[Dataset records]

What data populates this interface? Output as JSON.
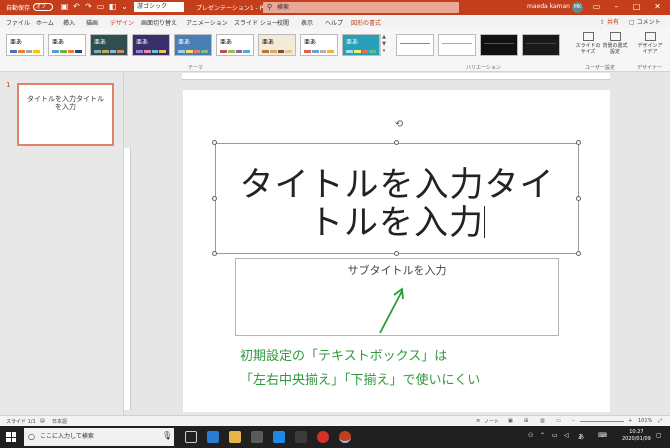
{
  "titlebar": {
    "autosave_label": "自動保存",
    "autosave_state": "オフ",
    "font_value": "游ゴシック",
    "filename": "プレゼンテーション1 - PowerPo",
    "search_placeholder": "検索",
    "user_name": "maeda kaman",
    "avatar_initials": "MK"
  },
  "tabs": [
    {
      "label": "ファイル"
    },
    {
      "label": "ホーム"
    },
    {
      "label": "挿入"
    },
    {
      "label": "描画"
    },
    {
      "label": "デザイン"
    },
    {
      "label": "画面切り替え"
    },
    {
      "label": "アニメーション"
    },
    {
      "label": "スライド ショー"
    },
    {
      "label": "校閲"
    },
    {
      "label": "表示"
    },
    {
      "label": "ヘルプ"
    },
    {
      "label": "図形の書式"
    }
  ],
  "share_label": "共有",
  "comments_label": "コメント",
  "ribbon": {
    "theme_sample": "亜あ",
    "themes_group": "テーマ",
    "variations_group": "バリエーション",
    "user_settings_group": "ユーザー設定",
    "designer_group": "デザイナー",
    "slide_size_label": "スライドのサイズ",
    "format_background_label": "背景の書式設定",
    "design_ideas_label": "デザインアイデア"
  },
  "thumbnail": {
    "number": "1",
    "text": "タイトルを入力タイトルを入力"
  },
  "slide": {
    "title_line1": "タイトルを入力タイ",
    "title_line2": "トルを入力",
    "subtitle": "サブタイトルを入力"
  },
  "annotation": {
    "line1": "初期設定の「テキストボックス」は",
    "line2": "「左右中央揃え」「下揃え」で使いにくい"
  },
  "status": {
    "slide_indicator": "スライド 1/1",
    "language": "日本語",
    "notes_label": "ノート",
    "zoom": "101%"
  },
  "taskbar": {
    "search_placeholder": "ここに入力して検索",
    "ime": "あ",
    "time": "10:27",
    "date": "2020/01/09"
  }
}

**GIVEN REQUEST**
Reproduce the material above verbatim; omit every picture.

**RESPONSE TO THIS TASK**
What data populates this interface? Output as JSON.
{
  "titlebar": {
    "autosave_label": "自動保存",
    "autosave_state": "オフ",
    "font_value": "游ゴシック",
    "filename": "プレゼンテーション1 - PowerPo",
    "search_placeholder": "検索",
    "user_name": "maeda kaman",
    "avatar_initials": "MK"
  },
  "tabs": [
    {
      "label": "ファイル"
    },
    {
      "label": "ホーム"
    },
    {
      "label": "挿入"
    },
    {
      "label": "描画"
    },
    {
      "label": "デザイン"
    },
    {
      "label": "画面切り替え"
    },
    {
      "label": "アニメーション"
    },
    {
      "label": "スライド ショー"
    },
    {
      "label": "校閲"
    },
    {
      "label": "表示"
    },
    {
      "label": "ヘルプ"
    },
    {
      "label": "図形の書式"
    }
  ],
  "share_label": "共有",
  "comments_label": "コメント",
  "ribbon": {
    "theme_sample": "亜あ",
    "themes_group": "テーマ",
    "variations_group": "バリエーション",
    "user_settings_group": "ユーザー設定",
    "designer_group": "デザイナー",
    "slide_size_label": "スライドのサイズ",
    "format_background_label": "背景の書式設定",
    "design_ideas_label": "デザインアイデア"
  },
  "thumbnail": {
    "number": "1",
    "text": "タイトルを入力タイトルを入力"
  },
  "slide": {
    "title_line1": "タイトルを入力タイ",
    "title_line2": "トルを入力",
    "subtitle": "サブタイトルを入力"
  },
  "annotation": {
    "line1": "初期設定の「テキストボックス」は",
    "line2": "「左右中央揃え」「下揃え」で使いにくい"
  },
  "status": {
    "slide_indicator": "スライド 1/1",
    "language": "日本語",
    "notes_label": "ノート",
    "zoom": "101%"
  },
  "taskbar": {
    "search_placeholder": "ここに入力して検索",
    "ime": "あ",
    "time": "10:27",
    "date": "2020/01/09"
  }
}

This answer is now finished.